## Work to complete
Copy the passage on predicting when the pandemic will end, word for word, taking everything from "Mathematician Professor Eric" down to "comply with them.".

Mathematician Professor Eric Forgoston at Montclair State University similarly explained that whether the pandemic will end sooner or later will depend on many factors such as control measures and how people comply with them.
“The mathematical models that we have do allow us to make predictions on when epidemics will end but a lot depends on the control measures that are in place.
“We can put these effects into the models and determine things like if you implement this type of policy then this the resulting effect and this is the decline and the severity of the epidemic.
“However, there is a difference between a government putting a control measure into place and people actually abiding by that control measure.
“There could possibly be a bit of disconnect between what a model is predicting and what actually happens in real-time,” the professor told a TOC correspondent in Jakarta during a Newswise expert panel on 2 April.
Professor Forgoston also cautioned people not to panic when they hear predictions that millions of people will die from the virus, as the figures are from different mathematical models.
“I think the public needs to be cautious when they hear predictive values being thrown around, such as one million individuals are going to die or two hundred thousand people are going to die.

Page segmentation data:
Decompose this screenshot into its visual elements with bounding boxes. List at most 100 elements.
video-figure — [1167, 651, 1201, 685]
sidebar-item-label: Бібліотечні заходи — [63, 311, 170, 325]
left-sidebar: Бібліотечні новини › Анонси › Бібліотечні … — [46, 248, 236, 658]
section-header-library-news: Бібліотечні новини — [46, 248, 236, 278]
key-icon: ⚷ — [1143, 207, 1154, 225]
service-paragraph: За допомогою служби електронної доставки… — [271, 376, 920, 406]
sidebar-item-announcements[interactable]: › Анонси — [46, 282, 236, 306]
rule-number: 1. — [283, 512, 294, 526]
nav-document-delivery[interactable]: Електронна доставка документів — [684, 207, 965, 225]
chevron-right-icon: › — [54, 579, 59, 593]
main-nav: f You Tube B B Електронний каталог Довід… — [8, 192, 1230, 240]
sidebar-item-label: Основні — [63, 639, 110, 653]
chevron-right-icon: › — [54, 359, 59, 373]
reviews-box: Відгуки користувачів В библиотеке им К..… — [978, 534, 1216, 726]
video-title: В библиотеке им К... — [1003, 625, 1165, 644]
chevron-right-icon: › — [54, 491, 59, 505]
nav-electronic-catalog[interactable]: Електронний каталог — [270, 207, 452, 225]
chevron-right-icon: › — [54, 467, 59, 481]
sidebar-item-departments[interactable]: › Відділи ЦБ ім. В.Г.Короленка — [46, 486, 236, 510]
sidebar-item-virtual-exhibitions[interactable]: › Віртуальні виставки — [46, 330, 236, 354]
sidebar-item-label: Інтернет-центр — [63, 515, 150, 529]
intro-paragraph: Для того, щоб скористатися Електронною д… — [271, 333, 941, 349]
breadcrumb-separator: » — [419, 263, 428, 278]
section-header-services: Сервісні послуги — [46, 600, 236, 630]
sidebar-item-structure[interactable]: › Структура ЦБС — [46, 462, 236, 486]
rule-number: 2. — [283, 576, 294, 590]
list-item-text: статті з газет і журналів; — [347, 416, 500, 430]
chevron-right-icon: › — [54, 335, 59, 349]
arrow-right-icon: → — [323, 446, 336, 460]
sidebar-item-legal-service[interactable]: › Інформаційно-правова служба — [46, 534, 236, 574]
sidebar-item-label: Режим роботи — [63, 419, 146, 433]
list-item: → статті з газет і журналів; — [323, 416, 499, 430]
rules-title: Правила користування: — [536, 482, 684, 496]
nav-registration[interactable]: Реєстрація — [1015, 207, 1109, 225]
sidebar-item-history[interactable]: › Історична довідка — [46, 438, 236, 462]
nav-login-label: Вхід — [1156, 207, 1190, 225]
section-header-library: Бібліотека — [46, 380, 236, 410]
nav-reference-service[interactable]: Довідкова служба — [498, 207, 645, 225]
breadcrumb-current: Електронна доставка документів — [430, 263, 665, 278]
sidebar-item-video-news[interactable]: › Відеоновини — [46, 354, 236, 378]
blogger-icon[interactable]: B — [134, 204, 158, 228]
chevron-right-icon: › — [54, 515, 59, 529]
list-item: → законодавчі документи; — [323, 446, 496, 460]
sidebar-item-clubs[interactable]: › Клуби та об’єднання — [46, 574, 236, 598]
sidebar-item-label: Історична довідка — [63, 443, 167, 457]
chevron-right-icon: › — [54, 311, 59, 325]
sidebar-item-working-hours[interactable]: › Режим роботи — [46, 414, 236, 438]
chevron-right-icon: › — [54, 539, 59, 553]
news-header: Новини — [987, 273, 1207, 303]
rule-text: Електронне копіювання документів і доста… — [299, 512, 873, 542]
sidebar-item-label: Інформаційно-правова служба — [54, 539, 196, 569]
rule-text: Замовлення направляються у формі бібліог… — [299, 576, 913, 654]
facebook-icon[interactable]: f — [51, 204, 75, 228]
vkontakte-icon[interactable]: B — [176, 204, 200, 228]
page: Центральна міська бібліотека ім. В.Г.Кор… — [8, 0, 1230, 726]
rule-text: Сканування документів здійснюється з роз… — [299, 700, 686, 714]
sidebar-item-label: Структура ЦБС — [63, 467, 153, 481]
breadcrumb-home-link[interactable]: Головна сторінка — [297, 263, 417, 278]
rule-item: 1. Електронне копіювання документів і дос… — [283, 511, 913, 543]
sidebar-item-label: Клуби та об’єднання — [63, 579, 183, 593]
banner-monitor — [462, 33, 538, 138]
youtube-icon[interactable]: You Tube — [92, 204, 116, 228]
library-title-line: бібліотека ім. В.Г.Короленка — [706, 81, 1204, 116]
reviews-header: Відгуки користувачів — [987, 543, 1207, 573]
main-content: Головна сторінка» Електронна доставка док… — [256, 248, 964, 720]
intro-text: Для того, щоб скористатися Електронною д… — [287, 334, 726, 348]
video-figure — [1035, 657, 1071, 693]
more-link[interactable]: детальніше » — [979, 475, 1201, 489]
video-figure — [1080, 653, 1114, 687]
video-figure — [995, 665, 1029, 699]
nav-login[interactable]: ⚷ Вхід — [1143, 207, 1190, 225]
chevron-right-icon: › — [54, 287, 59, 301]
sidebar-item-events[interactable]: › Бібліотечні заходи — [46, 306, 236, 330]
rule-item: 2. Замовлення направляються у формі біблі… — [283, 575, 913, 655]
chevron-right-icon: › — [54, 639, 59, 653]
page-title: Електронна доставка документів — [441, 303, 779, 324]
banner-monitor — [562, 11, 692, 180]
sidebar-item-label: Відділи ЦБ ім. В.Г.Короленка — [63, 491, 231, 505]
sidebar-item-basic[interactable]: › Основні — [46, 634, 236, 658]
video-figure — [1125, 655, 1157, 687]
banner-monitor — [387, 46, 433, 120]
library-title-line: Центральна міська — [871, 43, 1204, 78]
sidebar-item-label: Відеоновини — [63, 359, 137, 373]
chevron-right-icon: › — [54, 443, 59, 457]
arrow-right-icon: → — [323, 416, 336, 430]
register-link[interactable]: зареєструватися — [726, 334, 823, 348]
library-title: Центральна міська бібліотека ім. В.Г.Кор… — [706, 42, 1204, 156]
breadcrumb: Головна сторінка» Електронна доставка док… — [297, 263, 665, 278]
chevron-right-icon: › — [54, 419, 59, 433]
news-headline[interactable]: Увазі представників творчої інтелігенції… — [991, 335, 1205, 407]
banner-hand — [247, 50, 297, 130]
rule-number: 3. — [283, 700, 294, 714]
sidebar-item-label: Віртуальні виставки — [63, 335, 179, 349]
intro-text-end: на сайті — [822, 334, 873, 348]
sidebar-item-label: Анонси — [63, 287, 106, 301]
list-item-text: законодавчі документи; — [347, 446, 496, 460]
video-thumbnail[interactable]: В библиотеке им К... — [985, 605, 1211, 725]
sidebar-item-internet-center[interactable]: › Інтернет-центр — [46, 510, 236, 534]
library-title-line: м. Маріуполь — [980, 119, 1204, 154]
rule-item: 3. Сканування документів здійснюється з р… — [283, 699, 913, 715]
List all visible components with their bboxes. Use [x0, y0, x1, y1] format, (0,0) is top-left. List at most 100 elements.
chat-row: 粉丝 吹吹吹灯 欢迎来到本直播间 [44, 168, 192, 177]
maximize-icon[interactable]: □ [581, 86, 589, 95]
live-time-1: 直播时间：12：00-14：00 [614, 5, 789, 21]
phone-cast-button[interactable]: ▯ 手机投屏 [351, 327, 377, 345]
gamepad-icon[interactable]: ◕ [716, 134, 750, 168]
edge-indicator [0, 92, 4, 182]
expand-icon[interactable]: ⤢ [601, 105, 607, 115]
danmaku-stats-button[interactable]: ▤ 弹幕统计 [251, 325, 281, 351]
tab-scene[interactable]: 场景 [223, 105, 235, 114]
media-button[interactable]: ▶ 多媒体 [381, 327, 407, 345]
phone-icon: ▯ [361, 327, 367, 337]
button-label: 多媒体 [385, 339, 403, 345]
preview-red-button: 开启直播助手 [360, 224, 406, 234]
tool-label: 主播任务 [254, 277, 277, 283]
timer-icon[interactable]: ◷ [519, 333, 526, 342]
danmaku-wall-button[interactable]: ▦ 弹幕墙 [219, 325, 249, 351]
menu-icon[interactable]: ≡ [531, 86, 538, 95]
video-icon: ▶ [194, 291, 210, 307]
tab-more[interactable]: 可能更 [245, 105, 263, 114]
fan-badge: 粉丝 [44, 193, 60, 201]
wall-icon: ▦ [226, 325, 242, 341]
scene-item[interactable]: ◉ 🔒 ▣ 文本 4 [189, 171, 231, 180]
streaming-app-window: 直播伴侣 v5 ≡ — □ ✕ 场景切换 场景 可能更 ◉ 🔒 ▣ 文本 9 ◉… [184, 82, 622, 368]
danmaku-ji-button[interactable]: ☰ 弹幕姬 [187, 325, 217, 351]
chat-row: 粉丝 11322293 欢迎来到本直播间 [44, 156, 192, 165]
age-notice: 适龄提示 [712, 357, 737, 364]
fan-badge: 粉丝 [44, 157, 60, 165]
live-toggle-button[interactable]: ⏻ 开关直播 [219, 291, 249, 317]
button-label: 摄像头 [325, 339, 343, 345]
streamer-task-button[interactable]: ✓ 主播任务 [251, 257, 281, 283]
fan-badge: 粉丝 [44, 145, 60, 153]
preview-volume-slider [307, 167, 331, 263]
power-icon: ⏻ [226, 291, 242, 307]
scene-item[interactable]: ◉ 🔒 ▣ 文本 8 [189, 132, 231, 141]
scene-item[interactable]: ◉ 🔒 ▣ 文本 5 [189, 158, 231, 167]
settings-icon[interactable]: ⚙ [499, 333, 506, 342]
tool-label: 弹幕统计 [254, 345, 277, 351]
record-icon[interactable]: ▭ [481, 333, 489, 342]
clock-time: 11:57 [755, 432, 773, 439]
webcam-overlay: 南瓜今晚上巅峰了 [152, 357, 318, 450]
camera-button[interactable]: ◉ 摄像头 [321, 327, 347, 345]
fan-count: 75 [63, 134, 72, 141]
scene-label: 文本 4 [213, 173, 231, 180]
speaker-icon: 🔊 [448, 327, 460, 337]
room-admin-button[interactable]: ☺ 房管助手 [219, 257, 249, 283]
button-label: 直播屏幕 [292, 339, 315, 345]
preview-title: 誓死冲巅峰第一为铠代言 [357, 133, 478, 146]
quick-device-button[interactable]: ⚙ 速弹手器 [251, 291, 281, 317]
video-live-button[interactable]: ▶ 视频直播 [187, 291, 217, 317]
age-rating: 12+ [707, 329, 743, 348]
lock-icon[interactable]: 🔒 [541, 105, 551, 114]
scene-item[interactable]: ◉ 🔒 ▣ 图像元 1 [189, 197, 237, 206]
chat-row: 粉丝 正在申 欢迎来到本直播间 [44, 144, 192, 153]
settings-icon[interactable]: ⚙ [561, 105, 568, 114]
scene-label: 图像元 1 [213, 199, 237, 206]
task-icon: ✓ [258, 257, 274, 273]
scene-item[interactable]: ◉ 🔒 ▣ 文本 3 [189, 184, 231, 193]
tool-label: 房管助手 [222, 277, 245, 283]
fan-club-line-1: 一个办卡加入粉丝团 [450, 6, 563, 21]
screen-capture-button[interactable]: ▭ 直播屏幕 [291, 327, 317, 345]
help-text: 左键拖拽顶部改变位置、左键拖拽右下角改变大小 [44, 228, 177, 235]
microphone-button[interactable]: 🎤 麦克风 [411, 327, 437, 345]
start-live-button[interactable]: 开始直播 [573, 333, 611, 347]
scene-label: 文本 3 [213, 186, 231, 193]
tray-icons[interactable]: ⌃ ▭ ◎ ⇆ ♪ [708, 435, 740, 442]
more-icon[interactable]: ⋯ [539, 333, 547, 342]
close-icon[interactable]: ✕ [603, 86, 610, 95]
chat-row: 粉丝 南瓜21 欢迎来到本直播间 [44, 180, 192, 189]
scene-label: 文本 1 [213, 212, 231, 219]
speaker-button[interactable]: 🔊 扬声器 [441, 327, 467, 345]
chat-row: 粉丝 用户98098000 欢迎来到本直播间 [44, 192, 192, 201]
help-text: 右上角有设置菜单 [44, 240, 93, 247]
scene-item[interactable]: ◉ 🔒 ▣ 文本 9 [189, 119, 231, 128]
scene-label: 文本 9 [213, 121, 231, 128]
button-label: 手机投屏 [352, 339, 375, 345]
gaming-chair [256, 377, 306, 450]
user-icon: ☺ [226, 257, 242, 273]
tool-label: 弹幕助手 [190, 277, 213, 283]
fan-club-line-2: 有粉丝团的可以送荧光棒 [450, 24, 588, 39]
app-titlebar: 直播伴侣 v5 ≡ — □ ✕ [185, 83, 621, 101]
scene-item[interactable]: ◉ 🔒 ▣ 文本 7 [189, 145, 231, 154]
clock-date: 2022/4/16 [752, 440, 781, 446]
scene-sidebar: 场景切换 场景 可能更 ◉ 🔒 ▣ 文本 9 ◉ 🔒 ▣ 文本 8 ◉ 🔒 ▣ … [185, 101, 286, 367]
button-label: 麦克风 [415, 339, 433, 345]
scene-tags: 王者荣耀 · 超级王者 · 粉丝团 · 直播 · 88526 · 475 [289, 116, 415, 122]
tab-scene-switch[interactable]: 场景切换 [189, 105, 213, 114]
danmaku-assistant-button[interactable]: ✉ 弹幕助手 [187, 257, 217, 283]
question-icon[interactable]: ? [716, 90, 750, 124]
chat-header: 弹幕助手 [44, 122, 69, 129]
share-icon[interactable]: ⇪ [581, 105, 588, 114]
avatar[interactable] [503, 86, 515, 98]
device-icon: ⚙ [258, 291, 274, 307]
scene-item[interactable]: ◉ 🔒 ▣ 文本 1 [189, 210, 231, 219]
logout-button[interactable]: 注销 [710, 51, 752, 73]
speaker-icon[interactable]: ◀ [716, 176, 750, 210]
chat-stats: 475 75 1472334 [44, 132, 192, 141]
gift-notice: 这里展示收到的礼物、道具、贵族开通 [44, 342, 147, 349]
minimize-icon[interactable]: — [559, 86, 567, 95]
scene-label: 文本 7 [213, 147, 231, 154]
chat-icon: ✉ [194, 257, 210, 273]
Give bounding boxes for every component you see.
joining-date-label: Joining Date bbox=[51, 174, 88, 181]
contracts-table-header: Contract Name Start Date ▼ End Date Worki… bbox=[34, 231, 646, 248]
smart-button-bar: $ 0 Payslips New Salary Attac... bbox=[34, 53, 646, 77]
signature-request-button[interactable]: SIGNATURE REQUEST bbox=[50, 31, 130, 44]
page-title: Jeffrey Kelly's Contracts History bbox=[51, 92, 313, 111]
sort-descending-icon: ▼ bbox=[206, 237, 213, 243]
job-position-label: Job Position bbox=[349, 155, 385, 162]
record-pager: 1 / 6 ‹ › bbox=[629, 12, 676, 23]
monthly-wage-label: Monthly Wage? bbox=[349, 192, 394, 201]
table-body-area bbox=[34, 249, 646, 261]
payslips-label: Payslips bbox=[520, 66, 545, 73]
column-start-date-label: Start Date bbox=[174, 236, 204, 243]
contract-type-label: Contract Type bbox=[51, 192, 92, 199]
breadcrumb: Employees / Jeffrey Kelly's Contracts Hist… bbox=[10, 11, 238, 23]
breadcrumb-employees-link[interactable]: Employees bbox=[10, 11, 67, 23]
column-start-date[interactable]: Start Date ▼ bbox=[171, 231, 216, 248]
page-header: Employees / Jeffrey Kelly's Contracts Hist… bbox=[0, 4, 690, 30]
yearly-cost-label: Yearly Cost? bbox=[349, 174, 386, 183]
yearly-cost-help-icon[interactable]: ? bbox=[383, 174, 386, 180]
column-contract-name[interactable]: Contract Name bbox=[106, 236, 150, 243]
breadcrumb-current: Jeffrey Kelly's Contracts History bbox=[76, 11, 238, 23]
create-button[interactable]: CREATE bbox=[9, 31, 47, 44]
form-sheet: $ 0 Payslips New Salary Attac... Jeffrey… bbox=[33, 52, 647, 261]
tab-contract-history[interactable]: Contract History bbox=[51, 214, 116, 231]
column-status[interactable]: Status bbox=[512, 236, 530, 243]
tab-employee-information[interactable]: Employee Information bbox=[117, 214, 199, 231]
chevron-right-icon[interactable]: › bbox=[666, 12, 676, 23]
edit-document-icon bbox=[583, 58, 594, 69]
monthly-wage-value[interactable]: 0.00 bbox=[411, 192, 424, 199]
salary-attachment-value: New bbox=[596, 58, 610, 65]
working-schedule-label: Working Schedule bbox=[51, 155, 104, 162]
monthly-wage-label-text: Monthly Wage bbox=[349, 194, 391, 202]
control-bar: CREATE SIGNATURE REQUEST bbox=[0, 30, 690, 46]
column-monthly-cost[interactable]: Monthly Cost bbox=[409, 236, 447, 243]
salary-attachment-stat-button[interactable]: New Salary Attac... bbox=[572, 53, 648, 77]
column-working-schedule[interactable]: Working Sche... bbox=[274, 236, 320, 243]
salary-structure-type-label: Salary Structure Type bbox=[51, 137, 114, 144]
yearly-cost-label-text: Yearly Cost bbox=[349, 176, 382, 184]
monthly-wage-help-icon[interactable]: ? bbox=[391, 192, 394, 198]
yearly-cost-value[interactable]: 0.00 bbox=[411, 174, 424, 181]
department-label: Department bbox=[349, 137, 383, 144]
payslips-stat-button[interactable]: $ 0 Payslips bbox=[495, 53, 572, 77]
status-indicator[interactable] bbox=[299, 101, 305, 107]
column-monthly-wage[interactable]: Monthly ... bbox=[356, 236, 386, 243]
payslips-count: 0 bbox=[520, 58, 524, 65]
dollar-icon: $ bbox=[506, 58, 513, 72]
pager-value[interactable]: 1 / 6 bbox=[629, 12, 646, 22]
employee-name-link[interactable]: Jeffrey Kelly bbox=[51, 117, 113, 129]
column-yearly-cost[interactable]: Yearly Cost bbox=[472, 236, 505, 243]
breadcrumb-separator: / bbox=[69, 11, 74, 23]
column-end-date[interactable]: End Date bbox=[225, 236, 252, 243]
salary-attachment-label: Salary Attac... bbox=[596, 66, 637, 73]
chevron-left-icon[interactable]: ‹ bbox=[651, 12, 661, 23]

## Your response
Mathematician Professor Eric Forgoston at Montclair State University similarly explained that whether the pandemic will end sooner or later will depend on many factors such as control measures and how people comply with them.